■ **Information given**:

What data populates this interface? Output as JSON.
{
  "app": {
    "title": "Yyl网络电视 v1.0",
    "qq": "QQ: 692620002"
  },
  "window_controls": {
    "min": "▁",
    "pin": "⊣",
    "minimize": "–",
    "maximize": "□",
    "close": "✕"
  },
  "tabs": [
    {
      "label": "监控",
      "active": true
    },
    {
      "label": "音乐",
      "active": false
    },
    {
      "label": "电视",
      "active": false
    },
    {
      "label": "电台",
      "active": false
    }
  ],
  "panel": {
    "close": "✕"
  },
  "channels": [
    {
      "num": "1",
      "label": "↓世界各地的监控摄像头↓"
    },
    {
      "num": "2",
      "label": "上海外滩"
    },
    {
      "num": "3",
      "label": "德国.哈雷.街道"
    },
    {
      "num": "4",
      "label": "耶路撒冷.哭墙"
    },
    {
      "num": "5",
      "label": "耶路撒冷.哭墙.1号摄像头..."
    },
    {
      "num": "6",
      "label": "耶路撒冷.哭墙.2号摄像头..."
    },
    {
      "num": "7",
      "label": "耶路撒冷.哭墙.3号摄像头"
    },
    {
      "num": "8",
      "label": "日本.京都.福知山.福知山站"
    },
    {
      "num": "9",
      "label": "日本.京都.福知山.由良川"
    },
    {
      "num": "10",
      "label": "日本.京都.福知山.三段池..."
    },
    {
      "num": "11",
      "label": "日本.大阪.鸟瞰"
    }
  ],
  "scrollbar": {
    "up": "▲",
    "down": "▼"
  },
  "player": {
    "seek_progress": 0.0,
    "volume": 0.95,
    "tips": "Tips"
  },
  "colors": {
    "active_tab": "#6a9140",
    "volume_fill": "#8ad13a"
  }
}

■ **What is needed**:
All of the entries above need to be reproduced exactly.

■ **Complete output**:
What data populates this interface? Output as JSON.
{
  "app": {
    "title": "Yyl网络电视 v1.0",
    "qq": "QQ: 692620002"
  },
  "window_controls": {
    "min": "▁",
    "pin": "⊣",
    "minimize": "–",
    "maximize": "□",
    "close": "✕"
  },
  "tabs": [
    {
      "label": "监控",
      "active": true
    },
    {
      "label": "音乐",
      "active": false
    },
    {
      "label": "电视",
      "active": false
    },
    {
      "label": "电台",
      "active": false
    }
  ],
  "panel": {
    "close": "✕"
  },
  "channels": [
    {
      "num": "1",
      "label": "↓世界各地的监控摄像头↓"
    },
    {
      "num": "2",
      "label": "上海外滩"
    },
    {
      "num": "3",
      "label": "德国.哈雷.街道"
    },
    {
      "num": "4",
      "label": "耶路撒冷.哭墙"
    },
    {
      "num": "5",
      "label": "耶路撒冷.哭墙.1号摄像头..."
    },
    {
      "num": "6",
      "label": "耶路撒冷.哭墙.2号摄像头..."
    },
    {
      "num": "7",
      "label": "耶路撒冷.哭墙.3号摄像头"
    },
    {
      "num": "8",
      "label": "日本.京都.福知山.福知山站"
    },
    {
      "num": "9",
      "label": "日本.京都.福知山.由良川"
    },
    {
      "num": "10",
      "label": "日本.京都.福知山.三段池..."
    },
    {
      "num": "11",
      "label": "日本.大阪.鸟瞰"
    }
  ],
  "scrollbar": {
    "up": "▲",
    "down": "▼"
  },
  "player": {
    "seek_progress": 0.0,
    "volume": 0.95,
    "tips": "Tips"
  },
  "colors": {
    "active_tab": "#6a9140",
    "volume_fill": "#8ad13a"
  }
}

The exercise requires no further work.